**Dataset rows about figures:**
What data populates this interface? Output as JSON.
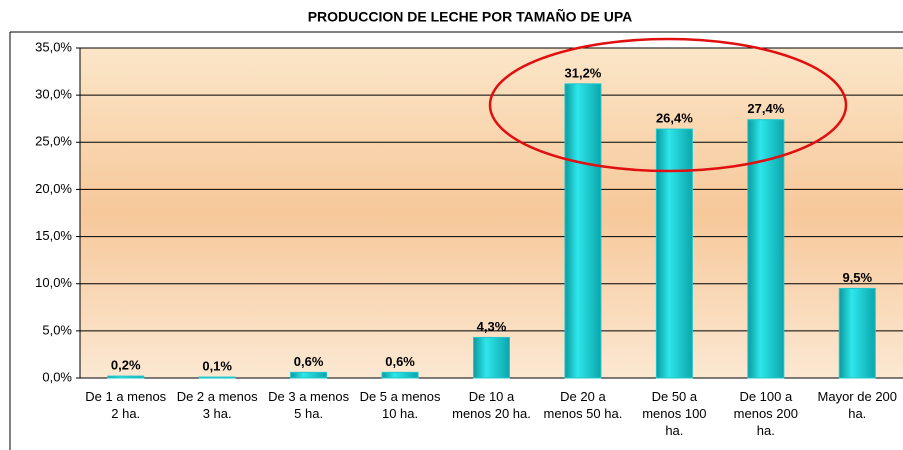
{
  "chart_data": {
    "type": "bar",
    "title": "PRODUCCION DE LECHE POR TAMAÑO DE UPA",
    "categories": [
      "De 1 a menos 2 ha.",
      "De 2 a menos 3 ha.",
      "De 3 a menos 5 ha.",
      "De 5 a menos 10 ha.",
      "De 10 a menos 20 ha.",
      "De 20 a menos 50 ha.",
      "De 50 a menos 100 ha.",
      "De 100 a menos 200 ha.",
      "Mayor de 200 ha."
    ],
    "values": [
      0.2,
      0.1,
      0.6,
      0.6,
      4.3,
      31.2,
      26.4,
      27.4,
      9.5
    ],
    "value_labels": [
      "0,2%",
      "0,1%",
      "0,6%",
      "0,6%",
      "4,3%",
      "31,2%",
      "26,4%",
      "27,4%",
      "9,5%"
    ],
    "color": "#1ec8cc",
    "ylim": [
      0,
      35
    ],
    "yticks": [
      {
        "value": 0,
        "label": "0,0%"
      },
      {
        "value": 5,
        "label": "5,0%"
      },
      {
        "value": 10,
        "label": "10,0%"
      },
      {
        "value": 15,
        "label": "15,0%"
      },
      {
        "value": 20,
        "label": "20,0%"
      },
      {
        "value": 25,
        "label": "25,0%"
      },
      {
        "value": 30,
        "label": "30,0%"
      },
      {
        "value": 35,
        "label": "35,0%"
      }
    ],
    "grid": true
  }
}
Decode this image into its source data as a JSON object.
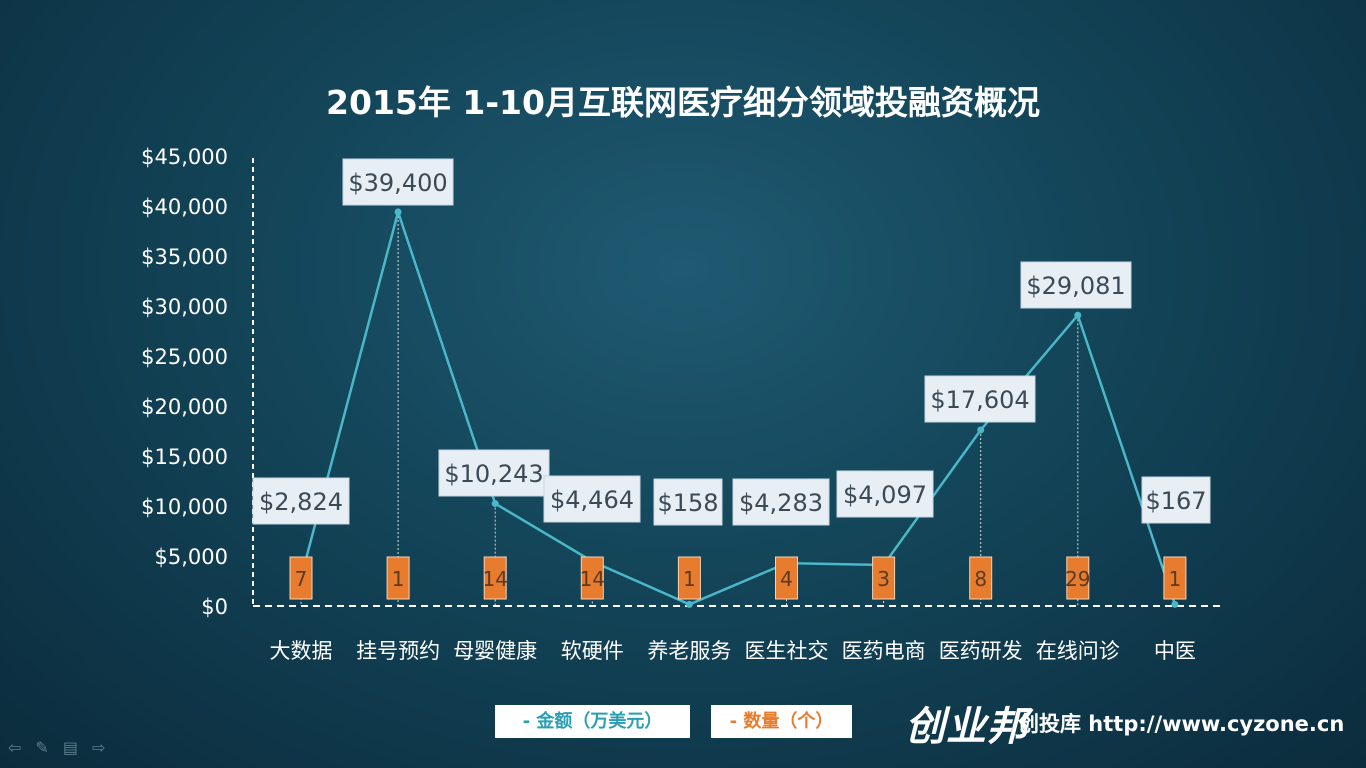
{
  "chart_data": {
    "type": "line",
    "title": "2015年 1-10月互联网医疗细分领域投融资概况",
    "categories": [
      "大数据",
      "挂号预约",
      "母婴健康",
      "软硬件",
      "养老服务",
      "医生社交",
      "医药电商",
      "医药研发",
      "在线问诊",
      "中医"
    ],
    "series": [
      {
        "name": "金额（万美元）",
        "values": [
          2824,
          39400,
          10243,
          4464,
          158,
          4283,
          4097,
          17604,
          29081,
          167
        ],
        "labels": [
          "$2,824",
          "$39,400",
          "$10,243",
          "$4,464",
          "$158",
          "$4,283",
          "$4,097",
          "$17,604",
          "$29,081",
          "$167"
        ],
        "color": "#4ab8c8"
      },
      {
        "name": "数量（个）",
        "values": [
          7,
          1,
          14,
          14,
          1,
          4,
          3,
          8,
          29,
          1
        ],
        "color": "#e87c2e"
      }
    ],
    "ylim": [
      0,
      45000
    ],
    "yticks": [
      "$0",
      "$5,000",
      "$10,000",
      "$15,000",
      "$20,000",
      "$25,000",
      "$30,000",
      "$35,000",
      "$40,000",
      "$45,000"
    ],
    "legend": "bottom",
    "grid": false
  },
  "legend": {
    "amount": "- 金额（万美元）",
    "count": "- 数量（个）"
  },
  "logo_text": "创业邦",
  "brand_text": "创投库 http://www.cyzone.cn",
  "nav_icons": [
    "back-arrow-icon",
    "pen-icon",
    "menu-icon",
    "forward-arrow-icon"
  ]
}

**What you will do:**
Every record gets retyped exactly; no picture goes into the copy.

**Task answer:**
What data populates this interface? Output as JSON.
{
  "chart_data": {
    "type": "bar",
    "title": "PRODUCCION DE LECHE POR TAMAÑO DE UPA",
    "categories": [
      "De 1 a menos 2 ha.",
      "De 2 a menos 3 ha.",
      "De 3 a menos 5 ha.",
      "De 5 a menos 10 ha.",
      "De 10 a menos 20 ha.",
      "De 20 a menos 50 ha.",
      "De 50 a menos 100 ha.",
      "De 100 a menos 200 ha.",
      "Mayor de 200 ha."
    ],
    "values": [
      0.2,
      0.1,
      0.6,
      0.6,
      4.3,
      31.2,
      26.4,
      27.4,
      9.5
    ],
    "value_labels": [
      "0,2%",
      "0,1%",
      "0,6%",
      "0,6%",
      "4,3%",
      "31,2%",
      "26,4%",
      "27,4%",
      "9,5%"
    ],
    "color": "#1ec8cc",
    "ylim": [
      0,
      35
    ],
    "yticks": [
      {
        "value": 0,
        "label": "0,0%"
      },
      {
        "value": 5,
        "label": "5,0%"
      },
      {
        "value": 10,
        "label": "10,0%"
      },
      {
        "value": 15,
        "label": "15,0%"
      },
      {
        "value": 20,
        "label": "20,0%"
      },
      {
        "value": 25,
        "label": "25,0%"
      },
      {
        "value": 30,
        "label": "30,0%"
      },
      {
        "value": 35,
        "label": "35,0%"
      }
    ],
    "grid": true
  }
}
Decode this image into its source data as a JSON object.
{
  "chart_data": {
    "type": "line",
    "title": "2015年 1-10月互联网医疗细分领域投融资概况",
    "categories": [
      "大数据",
      "挂号预约",
      "母婴健康",
      "软硬件",
      "养老服务",
      "医生社交",
      "医药电商",
      "医药研发",
      "在线问诊",
      "中医"
    ],
    "series": [
      {
        "name": "金额（万美元）",
        "values": [
          2824,
          39400,
          10243,
          4464,
          158,
          4283,
          4097,
          17604,
          29081,
          167
        ],
        "labels": [
          "$2,824",
          "$39,400",
          "$10,243",
          "$4,464",
          "$158",
          "$4,283",
          "$4,097",
          "$17,604",
          "$29,081",
          "$167"
        ],
        "color": "#4ab8c8"
      },
      {
        "name": "数量（个）",
        "values": [
          7,
          1,
          14,
          14,
          1,
          4,
          3,
          8,
          29,
          1
        ],
        "color": "#e87c2e"
      }
    ],
    "ylim": [
      0,
      45000
    ],
    "yticks": [
      "$0",
      "$5,000",
      "$10,000",
      "$15,000",
      "$20,000",
      "$25,000",
      "$30,000",
      "$35,000",
      "$40,000",
      "$45,000"
    ],
    "legend": "bottom",
    "grid": false
  },
  "legend": {
    "amount": "- 金额（万美元）",
    "count": "- 数量（个）"
  },
  "logo_text": "创业邦",
  "brand_text": "创投库 http://www.cyzone.cn",
  "nav_icons": [
    "back-arrow-icon",
    "pen-icon",
    "menu-icon",
    "forward-arrow-icon"
  ]
}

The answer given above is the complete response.